DATA EXTRACT -
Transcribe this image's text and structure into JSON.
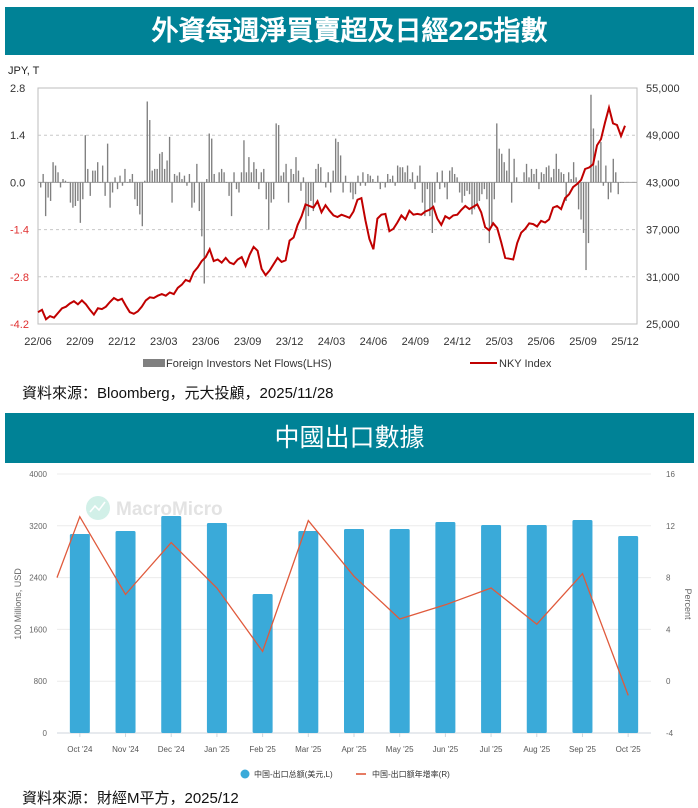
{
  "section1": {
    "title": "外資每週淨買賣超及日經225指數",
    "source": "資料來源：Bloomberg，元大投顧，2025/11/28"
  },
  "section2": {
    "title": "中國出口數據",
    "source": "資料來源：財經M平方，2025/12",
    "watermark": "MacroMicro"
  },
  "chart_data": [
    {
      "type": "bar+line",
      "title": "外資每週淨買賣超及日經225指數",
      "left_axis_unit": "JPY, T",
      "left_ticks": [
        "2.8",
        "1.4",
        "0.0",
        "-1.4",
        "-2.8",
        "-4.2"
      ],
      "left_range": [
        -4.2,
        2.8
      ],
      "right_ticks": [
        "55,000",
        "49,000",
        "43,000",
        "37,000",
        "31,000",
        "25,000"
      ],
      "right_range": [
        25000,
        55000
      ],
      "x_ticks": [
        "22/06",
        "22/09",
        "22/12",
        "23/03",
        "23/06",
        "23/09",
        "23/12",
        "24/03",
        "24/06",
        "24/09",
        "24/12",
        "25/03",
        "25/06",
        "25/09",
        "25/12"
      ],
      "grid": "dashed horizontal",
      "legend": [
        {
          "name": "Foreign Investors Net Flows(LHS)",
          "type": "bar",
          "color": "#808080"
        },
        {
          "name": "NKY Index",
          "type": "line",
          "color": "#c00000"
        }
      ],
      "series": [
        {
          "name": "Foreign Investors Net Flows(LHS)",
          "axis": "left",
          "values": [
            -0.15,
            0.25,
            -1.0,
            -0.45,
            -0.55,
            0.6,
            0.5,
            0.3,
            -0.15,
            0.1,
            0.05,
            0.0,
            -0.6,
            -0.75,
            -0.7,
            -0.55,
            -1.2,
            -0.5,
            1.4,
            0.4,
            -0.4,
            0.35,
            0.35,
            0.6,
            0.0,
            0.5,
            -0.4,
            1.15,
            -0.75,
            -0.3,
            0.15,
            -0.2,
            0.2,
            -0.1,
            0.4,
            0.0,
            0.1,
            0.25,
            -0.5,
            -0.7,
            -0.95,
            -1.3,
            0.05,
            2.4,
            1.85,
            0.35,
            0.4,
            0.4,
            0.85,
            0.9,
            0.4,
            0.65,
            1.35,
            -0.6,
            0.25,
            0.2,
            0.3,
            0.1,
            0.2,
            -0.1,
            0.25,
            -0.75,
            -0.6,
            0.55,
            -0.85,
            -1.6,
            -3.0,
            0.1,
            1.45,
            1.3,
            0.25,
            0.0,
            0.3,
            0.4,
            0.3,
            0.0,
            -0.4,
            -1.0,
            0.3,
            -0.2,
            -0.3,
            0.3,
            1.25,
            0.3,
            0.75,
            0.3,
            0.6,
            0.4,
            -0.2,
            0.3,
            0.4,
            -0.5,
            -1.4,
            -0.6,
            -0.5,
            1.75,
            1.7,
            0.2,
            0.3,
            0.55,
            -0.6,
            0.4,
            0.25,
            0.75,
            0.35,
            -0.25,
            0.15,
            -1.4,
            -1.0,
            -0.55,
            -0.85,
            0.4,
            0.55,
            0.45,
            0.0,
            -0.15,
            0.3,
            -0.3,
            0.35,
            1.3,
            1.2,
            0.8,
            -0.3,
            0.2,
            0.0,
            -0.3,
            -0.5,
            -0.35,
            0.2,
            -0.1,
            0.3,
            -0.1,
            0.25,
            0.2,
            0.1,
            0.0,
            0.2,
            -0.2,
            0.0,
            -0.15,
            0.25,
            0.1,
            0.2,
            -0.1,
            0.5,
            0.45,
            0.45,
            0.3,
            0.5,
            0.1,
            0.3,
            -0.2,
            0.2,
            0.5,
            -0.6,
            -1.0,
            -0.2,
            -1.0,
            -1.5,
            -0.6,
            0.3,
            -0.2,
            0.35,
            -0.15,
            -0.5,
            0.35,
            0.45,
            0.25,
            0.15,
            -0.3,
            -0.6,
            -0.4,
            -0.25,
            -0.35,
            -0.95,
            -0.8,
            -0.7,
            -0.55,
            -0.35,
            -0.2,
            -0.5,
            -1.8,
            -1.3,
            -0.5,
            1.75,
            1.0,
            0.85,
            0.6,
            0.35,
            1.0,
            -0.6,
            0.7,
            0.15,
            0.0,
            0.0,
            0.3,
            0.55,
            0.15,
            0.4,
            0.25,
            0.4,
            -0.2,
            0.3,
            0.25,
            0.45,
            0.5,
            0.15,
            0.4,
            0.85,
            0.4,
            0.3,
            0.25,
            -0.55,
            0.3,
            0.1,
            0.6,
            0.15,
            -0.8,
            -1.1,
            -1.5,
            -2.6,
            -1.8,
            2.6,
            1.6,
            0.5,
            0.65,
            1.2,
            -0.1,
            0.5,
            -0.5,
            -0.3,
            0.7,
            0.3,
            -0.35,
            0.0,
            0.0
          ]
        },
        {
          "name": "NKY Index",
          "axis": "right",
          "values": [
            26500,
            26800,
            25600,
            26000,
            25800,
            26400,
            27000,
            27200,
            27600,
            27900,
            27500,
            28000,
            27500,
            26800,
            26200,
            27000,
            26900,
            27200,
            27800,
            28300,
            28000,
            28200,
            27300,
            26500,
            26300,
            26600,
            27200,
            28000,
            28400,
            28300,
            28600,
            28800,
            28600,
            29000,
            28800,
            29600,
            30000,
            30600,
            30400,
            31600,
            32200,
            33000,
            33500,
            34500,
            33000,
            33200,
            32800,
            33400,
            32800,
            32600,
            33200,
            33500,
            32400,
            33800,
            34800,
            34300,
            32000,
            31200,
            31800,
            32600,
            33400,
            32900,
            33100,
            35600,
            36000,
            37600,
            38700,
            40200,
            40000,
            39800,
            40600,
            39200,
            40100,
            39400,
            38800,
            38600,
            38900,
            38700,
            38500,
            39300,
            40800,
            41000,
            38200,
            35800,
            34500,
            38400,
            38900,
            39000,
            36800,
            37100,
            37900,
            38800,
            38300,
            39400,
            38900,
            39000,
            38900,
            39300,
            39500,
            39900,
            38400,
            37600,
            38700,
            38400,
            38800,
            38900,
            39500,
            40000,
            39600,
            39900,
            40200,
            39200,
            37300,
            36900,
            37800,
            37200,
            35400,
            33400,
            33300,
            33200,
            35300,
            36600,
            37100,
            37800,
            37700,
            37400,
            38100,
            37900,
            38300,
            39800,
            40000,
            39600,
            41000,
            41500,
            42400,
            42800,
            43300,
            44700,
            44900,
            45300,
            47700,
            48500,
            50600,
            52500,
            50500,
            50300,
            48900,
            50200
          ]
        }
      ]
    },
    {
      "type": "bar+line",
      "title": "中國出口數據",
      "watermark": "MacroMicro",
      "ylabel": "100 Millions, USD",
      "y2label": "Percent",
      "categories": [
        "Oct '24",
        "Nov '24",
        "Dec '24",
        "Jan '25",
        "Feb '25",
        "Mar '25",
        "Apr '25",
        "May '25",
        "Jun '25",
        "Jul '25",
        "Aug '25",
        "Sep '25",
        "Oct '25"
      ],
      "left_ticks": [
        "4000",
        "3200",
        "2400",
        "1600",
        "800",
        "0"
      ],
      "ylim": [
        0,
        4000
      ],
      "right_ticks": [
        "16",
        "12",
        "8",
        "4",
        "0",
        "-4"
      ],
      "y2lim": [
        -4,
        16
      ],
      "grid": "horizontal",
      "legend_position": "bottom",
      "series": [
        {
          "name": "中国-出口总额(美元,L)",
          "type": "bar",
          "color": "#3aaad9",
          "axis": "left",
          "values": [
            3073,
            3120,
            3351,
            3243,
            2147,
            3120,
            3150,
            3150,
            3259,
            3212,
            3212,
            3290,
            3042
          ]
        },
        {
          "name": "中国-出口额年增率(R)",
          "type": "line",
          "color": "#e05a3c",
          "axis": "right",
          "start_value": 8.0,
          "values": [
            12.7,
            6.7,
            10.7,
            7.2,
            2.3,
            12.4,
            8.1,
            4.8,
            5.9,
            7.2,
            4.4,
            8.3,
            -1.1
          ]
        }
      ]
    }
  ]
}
---
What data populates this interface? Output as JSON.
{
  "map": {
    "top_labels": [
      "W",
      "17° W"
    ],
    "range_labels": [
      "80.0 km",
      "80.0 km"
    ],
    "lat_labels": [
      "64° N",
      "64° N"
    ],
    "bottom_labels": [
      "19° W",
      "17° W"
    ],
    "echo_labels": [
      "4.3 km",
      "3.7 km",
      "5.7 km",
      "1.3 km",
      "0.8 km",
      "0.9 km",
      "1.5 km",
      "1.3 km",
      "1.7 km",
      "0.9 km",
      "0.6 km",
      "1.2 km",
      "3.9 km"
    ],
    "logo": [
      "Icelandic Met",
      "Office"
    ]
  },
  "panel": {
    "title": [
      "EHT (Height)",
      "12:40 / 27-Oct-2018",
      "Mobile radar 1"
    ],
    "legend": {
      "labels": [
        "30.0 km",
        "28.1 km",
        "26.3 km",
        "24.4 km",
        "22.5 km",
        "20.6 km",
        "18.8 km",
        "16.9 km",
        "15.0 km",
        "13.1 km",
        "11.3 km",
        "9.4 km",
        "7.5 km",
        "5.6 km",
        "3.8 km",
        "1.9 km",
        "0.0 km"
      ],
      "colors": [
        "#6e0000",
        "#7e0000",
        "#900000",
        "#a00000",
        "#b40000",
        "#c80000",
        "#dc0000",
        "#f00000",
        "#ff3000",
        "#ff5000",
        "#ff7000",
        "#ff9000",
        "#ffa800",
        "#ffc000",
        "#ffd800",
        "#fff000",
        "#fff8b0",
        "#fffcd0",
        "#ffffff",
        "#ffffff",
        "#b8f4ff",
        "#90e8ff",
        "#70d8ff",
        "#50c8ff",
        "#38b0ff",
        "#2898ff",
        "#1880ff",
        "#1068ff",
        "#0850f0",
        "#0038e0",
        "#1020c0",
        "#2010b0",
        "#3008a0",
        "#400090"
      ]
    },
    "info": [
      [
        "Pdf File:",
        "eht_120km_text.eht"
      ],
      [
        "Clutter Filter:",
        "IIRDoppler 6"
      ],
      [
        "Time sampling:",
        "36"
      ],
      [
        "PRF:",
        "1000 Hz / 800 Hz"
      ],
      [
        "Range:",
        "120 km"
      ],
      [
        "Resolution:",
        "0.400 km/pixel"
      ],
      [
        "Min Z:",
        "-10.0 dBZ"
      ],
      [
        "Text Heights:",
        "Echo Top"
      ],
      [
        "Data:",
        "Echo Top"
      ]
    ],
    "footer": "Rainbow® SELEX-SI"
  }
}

PROBLEM DESCRIPTION - Extract every line containing the string "JSON" from the material.

WORKED SOLUTION -
Transcribe this image's text and structure into JSON.
What data populates this interface? Output as JSON.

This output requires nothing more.